● **TASK DETAILS**: Only a number is wanted. Count the lines holding the string "will".

● **MATERIAL TO PROCESS**:
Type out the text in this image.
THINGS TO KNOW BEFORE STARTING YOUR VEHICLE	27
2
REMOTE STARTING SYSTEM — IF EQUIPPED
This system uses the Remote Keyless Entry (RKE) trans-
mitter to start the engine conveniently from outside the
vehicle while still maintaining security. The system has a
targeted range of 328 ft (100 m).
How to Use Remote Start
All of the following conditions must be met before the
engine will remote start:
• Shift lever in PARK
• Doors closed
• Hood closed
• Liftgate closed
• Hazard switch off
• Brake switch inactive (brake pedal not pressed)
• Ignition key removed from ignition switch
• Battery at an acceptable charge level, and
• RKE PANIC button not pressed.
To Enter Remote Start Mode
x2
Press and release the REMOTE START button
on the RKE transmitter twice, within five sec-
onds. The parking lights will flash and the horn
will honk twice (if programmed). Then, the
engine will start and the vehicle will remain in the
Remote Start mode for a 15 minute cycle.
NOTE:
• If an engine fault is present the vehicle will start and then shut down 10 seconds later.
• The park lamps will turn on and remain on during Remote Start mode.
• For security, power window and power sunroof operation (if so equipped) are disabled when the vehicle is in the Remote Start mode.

● **FULL ANSWER**: 6